Supplied material →

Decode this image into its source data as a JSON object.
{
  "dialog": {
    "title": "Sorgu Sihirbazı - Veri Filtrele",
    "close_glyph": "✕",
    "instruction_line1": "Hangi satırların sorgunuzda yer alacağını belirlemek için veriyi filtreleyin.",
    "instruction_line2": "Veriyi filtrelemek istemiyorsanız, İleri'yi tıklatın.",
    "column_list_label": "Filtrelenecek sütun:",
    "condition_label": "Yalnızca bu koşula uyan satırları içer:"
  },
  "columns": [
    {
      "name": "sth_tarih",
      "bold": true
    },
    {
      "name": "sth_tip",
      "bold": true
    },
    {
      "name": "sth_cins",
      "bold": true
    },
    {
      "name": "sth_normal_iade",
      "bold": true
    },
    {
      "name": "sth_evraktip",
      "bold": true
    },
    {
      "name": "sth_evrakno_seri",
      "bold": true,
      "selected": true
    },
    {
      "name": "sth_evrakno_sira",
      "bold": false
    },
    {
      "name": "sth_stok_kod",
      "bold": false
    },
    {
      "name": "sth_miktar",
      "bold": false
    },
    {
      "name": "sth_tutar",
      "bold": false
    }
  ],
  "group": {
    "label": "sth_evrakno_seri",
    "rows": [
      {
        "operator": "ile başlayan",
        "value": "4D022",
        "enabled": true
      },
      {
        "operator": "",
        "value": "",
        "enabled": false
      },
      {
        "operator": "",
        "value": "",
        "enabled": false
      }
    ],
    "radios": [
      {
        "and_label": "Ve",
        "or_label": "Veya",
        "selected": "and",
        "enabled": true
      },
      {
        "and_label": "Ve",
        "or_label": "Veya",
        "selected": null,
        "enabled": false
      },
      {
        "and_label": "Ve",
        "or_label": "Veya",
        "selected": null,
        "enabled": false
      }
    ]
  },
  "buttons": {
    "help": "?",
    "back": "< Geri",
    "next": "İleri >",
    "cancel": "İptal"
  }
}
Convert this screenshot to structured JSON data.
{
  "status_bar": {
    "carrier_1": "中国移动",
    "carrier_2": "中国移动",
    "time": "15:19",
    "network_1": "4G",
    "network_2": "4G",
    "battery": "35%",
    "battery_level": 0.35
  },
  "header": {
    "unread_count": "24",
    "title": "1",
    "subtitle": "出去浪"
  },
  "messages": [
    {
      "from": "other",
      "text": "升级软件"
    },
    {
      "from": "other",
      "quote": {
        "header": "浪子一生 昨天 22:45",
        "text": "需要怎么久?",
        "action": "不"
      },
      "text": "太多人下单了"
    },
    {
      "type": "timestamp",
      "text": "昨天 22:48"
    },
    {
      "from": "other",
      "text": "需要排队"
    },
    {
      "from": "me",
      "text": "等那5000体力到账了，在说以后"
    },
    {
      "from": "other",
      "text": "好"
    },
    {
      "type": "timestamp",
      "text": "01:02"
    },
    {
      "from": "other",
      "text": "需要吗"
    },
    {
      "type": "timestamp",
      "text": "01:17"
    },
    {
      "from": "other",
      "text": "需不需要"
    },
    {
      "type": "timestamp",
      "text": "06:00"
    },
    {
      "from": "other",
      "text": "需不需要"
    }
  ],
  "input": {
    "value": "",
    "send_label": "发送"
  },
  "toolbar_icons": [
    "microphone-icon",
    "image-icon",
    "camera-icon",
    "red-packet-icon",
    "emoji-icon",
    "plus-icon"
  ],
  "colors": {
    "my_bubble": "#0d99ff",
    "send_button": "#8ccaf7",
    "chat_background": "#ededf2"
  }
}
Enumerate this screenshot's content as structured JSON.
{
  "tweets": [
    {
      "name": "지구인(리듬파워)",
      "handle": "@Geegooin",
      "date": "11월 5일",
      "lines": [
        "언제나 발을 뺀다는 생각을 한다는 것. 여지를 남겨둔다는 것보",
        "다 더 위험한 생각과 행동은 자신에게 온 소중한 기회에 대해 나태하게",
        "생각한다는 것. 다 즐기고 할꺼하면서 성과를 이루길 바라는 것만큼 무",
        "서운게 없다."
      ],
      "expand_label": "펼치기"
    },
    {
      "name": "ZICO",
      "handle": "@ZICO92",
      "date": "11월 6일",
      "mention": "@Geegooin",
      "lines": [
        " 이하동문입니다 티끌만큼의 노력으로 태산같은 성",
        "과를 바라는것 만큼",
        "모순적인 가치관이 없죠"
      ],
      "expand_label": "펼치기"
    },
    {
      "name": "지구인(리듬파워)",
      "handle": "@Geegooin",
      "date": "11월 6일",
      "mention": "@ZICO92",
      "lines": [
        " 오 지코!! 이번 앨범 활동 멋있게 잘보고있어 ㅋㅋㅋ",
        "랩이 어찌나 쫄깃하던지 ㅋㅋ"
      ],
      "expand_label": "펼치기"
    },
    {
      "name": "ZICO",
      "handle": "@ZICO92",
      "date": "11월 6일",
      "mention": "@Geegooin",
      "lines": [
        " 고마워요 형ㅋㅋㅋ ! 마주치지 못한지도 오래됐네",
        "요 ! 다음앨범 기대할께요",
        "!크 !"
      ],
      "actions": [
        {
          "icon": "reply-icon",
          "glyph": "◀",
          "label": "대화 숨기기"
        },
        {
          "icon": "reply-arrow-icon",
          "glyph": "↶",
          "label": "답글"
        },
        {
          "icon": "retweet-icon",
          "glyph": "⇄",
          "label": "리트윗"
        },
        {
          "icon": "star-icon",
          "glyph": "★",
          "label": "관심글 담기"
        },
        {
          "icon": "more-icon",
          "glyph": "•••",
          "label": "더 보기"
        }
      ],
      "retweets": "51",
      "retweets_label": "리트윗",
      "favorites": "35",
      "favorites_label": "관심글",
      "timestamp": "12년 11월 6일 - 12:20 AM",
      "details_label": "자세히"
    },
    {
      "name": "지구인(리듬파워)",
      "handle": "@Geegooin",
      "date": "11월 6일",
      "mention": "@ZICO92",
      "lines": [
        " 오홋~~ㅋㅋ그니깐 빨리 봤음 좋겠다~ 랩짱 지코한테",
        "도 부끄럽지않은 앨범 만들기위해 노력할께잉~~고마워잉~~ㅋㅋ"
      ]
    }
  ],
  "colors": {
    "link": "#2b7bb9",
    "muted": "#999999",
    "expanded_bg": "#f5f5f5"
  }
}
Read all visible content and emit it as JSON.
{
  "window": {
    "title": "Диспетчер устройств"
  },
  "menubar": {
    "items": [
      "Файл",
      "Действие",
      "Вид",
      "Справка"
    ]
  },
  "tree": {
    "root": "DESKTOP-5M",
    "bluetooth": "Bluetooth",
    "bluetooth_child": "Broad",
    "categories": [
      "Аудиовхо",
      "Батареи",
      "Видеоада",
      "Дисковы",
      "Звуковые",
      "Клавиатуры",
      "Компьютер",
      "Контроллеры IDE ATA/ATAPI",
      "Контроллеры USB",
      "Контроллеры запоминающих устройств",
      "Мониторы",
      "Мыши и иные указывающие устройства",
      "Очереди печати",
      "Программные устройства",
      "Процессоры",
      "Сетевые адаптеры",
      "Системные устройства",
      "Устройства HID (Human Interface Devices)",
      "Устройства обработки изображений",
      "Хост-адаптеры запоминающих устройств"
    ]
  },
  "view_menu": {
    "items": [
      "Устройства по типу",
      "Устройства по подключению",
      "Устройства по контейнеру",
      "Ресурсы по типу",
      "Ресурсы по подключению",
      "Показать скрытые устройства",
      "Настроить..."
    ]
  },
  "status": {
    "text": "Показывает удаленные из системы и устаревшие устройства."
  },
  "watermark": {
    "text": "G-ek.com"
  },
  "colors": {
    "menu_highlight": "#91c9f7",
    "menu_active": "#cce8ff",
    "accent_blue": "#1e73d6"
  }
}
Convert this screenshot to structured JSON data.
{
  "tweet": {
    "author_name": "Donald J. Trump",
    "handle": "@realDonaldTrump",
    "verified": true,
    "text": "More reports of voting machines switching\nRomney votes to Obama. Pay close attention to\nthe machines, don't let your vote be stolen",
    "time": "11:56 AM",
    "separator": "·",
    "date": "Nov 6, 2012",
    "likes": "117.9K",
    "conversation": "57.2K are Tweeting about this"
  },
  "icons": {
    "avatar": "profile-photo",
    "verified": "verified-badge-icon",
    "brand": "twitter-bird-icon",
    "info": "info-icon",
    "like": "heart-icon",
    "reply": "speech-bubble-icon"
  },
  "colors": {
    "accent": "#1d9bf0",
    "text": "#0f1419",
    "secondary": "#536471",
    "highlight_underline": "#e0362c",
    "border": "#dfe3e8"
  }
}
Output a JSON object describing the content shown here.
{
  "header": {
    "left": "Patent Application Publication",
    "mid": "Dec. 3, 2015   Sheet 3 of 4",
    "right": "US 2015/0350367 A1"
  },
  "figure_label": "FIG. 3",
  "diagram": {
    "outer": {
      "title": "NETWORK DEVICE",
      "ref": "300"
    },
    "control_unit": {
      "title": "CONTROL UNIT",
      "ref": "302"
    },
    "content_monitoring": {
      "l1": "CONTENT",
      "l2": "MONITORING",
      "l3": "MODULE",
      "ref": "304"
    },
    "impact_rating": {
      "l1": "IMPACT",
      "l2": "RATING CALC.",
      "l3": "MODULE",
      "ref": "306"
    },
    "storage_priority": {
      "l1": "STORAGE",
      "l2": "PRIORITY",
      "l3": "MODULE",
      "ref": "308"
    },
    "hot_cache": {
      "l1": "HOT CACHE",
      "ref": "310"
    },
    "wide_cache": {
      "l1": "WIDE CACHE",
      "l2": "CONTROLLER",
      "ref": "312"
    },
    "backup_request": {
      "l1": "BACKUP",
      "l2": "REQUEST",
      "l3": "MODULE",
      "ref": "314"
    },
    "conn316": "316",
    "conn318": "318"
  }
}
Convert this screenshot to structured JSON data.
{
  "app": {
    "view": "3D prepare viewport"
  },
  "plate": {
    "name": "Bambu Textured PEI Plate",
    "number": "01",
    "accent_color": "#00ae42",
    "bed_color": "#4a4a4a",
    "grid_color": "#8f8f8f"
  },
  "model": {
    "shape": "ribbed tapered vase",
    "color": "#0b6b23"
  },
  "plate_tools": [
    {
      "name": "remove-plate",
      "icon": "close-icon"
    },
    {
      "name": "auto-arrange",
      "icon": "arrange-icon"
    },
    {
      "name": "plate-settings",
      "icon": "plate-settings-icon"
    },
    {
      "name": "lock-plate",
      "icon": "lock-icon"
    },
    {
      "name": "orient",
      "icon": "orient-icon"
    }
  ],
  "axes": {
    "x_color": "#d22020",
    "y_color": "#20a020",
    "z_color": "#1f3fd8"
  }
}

Directive → Copy out each line of the data where the string "JSON" appears.

Expected output →
Decode this image into its source data as a JSON object.
Convert this screenshot to structured JSON data.
Enumerate this screenshot's content as structured JSON.
Read all visible content and emit it as JSON.
Convert this screenshot to structured JSON data.
Output a JSON object describing the content shown here.
Convert this screenshot to structured JSON data.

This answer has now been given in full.